-- begin --

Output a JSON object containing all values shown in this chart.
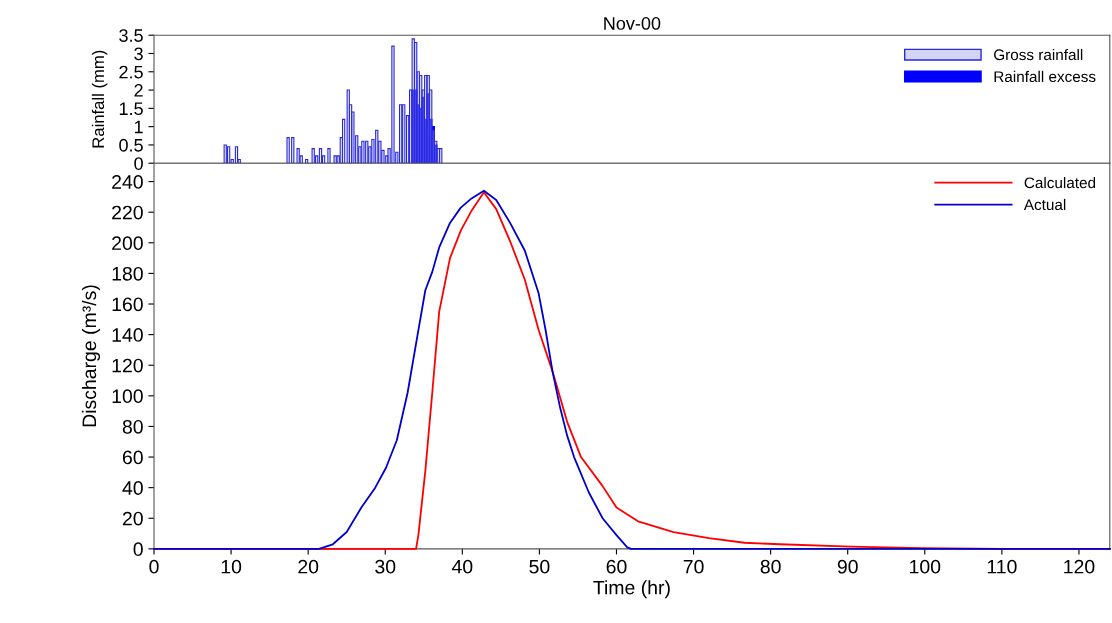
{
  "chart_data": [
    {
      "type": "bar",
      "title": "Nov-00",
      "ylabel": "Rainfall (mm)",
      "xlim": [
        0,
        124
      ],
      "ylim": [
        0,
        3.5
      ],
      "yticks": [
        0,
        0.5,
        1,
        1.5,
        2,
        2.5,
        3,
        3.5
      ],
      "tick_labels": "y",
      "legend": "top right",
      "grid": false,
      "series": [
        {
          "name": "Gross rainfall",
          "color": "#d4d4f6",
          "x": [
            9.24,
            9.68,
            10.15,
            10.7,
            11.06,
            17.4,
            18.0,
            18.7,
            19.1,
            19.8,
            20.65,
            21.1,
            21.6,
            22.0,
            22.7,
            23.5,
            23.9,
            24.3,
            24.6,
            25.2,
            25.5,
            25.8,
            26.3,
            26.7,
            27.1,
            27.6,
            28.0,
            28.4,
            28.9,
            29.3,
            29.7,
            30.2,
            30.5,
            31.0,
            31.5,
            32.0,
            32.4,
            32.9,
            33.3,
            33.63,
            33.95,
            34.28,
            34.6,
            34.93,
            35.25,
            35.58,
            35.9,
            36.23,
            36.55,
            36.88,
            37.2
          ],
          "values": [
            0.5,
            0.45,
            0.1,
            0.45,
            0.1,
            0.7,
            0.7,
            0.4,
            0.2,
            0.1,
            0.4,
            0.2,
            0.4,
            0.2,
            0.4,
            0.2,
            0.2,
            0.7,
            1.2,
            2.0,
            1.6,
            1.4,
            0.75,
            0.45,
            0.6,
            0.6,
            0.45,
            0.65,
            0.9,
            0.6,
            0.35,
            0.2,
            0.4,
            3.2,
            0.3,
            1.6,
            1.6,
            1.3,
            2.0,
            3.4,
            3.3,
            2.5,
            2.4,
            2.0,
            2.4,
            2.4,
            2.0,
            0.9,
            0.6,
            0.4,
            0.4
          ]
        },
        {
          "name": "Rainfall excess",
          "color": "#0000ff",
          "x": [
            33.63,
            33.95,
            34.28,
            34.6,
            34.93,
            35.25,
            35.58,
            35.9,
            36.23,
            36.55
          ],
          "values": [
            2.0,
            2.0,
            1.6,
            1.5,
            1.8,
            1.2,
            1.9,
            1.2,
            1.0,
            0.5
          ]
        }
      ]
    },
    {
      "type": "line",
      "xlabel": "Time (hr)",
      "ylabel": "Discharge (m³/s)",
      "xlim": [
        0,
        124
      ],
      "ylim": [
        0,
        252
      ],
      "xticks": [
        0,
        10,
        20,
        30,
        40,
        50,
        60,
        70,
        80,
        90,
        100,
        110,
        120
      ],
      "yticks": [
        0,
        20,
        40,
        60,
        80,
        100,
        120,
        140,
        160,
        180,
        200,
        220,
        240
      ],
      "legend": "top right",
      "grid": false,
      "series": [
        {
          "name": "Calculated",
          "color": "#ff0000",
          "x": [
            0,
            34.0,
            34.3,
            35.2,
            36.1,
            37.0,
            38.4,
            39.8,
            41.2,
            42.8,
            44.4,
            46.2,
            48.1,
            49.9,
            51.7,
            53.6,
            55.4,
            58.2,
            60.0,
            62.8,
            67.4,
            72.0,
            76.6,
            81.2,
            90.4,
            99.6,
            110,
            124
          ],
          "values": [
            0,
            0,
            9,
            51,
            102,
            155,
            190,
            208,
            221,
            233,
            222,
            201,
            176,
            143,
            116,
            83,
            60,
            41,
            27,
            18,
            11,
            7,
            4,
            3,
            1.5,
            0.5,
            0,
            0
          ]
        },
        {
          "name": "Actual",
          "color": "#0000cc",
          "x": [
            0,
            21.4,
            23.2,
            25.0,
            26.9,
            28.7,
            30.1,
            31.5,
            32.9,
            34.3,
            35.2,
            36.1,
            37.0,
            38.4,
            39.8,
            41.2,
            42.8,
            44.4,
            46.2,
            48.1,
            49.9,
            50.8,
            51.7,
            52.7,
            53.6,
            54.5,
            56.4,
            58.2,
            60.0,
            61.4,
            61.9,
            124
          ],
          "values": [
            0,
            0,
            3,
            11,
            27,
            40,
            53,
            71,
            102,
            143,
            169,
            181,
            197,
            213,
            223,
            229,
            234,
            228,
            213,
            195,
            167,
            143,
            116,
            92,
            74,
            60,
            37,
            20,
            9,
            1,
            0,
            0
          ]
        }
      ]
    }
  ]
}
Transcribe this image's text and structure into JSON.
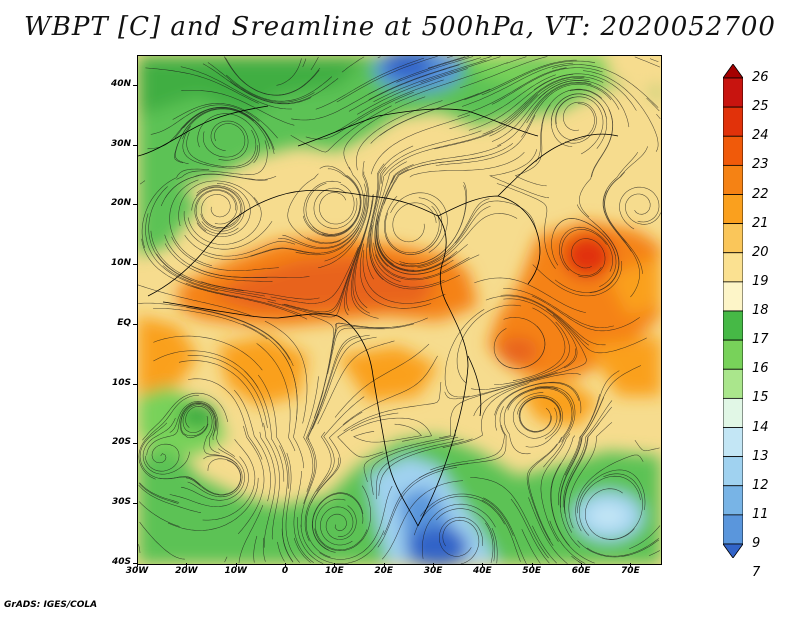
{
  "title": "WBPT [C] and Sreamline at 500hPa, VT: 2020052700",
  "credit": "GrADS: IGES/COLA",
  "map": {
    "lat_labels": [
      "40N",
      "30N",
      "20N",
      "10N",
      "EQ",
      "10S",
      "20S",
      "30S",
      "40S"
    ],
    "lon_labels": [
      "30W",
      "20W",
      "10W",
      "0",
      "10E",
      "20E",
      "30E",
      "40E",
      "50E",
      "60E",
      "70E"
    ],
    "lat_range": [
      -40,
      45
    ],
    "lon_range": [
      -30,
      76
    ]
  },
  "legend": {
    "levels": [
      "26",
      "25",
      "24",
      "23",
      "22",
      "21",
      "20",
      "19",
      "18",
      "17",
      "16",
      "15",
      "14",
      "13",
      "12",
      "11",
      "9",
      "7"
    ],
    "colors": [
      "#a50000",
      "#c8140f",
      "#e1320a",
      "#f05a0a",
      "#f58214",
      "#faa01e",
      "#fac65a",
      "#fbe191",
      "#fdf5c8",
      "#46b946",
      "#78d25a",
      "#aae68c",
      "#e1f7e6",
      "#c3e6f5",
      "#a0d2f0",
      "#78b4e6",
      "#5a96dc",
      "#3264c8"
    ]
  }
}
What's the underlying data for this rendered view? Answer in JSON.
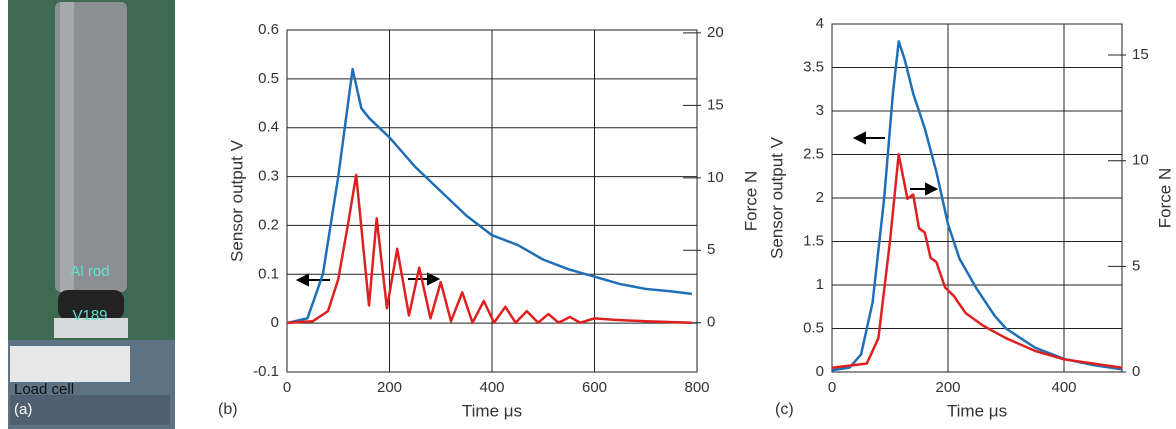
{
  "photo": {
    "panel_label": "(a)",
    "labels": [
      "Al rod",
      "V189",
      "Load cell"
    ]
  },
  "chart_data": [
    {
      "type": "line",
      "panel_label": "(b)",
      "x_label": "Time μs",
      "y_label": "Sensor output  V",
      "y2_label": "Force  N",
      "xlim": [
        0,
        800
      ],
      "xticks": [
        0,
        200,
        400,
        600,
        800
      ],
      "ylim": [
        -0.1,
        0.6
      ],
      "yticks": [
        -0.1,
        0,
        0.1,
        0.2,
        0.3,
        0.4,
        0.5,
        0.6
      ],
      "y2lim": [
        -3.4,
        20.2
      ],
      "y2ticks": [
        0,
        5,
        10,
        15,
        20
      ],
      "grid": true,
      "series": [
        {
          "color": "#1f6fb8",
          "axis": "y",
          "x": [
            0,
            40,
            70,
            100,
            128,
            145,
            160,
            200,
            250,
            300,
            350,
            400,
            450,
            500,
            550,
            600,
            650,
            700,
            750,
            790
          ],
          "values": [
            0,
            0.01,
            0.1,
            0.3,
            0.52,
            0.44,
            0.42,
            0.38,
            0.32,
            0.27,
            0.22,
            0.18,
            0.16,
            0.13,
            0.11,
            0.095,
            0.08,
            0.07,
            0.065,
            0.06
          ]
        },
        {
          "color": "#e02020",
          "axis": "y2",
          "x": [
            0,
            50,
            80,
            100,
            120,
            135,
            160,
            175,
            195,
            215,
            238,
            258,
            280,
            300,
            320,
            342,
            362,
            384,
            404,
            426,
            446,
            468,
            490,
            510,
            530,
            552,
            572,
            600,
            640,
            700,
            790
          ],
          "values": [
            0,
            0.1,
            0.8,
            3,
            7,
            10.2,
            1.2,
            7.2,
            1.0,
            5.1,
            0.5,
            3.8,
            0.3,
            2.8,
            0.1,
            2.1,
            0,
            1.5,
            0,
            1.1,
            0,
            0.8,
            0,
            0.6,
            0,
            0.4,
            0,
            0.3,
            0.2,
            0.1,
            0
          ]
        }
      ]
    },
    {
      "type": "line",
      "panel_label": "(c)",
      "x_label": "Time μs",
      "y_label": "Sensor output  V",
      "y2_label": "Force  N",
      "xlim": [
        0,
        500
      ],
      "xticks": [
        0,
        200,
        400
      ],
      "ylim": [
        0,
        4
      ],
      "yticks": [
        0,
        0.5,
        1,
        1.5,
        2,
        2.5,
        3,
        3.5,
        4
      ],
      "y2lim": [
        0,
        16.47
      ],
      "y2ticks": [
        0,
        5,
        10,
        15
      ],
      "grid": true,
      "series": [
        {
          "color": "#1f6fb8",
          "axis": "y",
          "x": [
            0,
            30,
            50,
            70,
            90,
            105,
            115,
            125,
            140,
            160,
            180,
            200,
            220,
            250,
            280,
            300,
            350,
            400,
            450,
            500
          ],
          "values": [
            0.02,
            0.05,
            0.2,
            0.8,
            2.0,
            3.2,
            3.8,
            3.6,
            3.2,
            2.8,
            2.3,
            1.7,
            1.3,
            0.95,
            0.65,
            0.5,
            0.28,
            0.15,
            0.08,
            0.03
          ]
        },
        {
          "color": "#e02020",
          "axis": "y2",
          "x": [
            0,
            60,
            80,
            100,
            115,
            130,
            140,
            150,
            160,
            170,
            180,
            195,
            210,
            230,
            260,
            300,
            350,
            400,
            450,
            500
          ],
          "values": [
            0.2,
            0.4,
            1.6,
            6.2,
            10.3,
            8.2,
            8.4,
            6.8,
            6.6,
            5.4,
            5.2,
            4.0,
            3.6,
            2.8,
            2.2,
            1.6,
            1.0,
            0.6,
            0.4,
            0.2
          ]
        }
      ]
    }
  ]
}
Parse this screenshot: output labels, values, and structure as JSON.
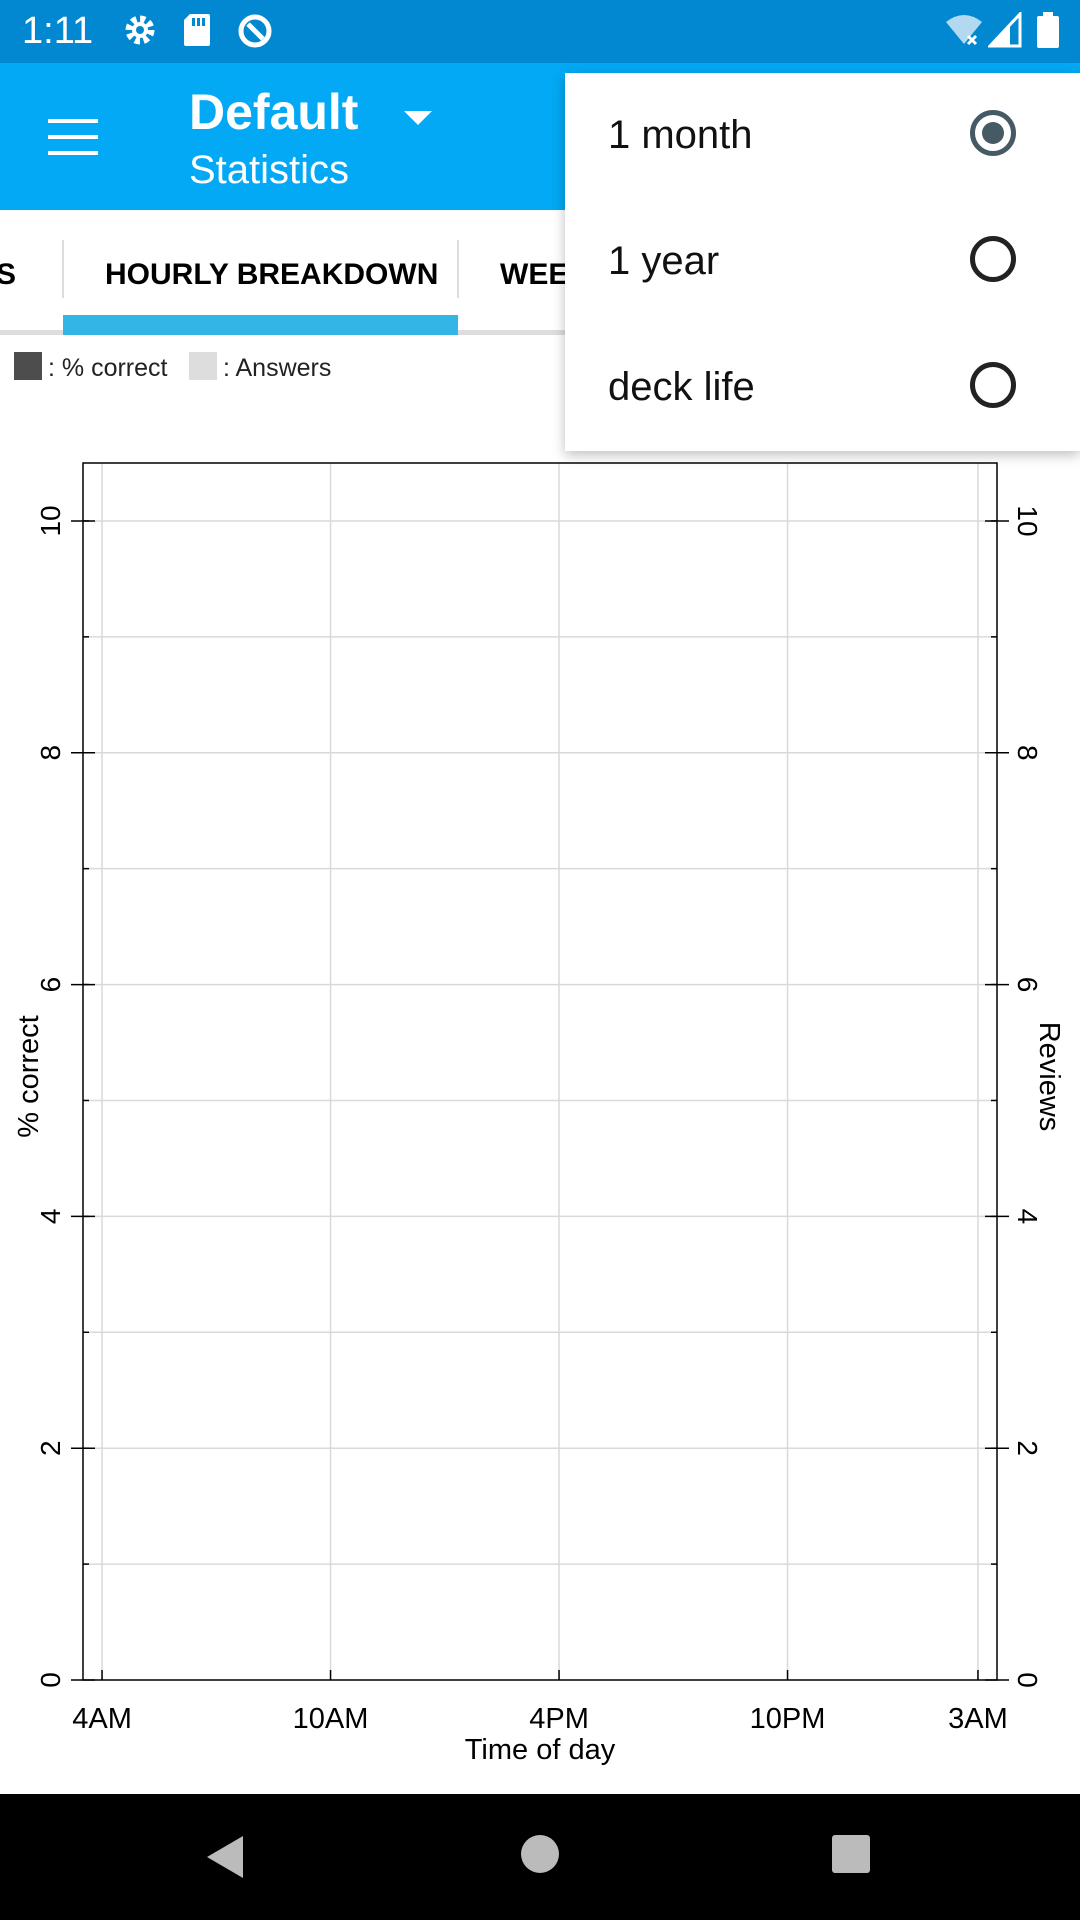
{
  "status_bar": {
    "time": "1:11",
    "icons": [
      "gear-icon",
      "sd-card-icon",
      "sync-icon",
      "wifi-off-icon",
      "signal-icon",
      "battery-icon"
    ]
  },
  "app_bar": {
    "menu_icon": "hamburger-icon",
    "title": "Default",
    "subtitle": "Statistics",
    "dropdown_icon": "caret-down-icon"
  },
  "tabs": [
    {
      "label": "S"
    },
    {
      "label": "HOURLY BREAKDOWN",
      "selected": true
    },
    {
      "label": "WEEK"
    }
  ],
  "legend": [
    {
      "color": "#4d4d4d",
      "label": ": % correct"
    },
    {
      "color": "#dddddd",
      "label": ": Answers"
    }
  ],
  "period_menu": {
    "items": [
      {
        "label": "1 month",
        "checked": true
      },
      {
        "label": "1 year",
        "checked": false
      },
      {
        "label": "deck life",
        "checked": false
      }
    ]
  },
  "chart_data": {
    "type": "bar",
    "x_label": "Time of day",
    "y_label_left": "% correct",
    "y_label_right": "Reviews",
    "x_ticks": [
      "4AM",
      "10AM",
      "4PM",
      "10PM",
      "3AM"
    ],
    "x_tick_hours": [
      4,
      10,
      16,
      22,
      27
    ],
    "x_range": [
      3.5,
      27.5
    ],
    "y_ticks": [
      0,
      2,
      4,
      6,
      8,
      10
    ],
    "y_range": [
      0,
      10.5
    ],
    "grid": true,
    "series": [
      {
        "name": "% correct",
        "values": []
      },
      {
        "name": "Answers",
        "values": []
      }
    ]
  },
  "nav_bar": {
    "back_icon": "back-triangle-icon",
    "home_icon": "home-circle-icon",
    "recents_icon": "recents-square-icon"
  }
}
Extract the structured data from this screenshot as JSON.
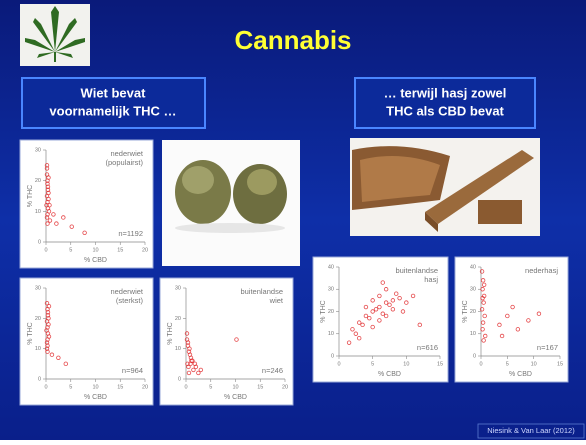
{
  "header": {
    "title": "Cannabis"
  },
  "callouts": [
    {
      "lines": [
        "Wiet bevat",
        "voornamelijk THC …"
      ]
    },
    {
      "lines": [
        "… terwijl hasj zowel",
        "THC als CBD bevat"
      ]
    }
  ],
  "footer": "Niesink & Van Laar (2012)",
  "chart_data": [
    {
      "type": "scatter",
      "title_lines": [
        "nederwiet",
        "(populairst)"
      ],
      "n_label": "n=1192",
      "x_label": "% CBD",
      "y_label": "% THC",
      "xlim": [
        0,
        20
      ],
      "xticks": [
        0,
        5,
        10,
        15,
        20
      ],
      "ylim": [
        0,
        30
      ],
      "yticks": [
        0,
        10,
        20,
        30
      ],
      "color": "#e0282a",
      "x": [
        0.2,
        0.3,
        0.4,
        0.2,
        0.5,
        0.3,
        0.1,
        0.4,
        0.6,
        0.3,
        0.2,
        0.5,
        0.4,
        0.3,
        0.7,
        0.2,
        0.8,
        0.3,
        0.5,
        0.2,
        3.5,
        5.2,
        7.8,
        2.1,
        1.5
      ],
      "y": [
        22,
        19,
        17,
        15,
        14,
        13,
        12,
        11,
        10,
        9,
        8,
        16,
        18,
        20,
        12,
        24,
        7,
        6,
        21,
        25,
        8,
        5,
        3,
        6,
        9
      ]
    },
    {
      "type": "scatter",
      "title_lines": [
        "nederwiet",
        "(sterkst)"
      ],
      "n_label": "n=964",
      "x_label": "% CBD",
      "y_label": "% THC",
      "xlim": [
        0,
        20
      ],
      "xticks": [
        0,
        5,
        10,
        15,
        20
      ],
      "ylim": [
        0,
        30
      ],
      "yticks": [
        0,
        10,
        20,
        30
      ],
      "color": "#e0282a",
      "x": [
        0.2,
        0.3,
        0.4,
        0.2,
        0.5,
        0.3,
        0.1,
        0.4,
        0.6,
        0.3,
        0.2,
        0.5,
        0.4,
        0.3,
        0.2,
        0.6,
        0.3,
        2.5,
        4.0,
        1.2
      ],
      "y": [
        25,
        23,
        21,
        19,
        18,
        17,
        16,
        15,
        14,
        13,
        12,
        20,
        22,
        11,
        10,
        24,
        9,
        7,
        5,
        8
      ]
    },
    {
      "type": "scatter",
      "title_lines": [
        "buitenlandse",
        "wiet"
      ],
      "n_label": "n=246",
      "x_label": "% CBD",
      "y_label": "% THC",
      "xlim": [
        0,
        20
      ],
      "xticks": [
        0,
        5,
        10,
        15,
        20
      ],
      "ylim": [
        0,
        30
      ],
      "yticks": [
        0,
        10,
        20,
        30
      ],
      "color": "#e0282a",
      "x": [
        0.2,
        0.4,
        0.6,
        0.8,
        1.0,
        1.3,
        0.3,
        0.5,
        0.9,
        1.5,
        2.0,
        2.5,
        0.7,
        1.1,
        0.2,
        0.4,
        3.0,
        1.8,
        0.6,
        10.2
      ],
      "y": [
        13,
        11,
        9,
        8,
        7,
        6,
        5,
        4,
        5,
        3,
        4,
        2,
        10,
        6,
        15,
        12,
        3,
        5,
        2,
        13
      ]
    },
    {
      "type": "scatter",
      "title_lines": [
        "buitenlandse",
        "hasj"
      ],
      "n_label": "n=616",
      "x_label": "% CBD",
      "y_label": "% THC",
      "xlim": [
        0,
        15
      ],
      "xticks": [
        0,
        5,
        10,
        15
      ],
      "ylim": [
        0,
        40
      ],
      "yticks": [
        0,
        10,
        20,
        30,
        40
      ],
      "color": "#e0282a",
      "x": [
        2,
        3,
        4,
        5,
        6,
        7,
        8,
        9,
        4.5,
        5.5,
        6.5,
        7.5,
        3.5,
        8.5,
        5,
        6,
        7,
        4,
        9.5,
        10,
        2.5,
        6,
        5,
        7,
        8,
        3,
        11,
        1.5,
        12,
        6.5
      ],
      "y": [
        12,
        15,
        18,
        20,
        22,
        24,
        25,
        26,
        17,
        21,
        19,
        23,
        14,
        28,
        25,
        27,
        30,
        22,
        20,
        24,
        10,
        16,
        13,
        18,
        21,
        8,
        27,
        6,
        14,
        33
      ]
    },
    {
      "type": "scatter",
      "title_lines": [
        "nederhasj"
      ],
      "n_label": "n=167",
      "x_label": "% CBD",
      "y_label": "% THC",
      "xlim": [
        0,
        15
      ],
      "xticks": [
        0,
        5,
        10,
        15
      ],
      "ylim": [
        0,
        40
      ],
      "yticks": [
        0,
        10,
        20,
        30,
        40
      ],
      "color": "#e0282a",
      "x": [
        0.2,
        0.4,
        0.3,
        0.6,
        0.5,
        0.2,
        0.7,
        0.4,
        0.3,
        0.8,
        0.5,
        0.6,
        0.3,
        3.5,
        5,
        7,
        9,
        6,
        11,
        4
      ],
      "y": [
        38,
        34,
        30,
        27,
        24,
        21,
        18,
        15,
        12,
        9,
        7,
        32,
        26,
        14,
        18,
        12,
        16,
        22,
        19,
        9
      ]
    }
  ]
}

-- end --

Pull out all lines from the entries above that include the word "screenshot".

> _Exercise result_:
Parse this screenshot: output labels, values, and structure as JSON.
Extract the structured data from this screenshot as JSON.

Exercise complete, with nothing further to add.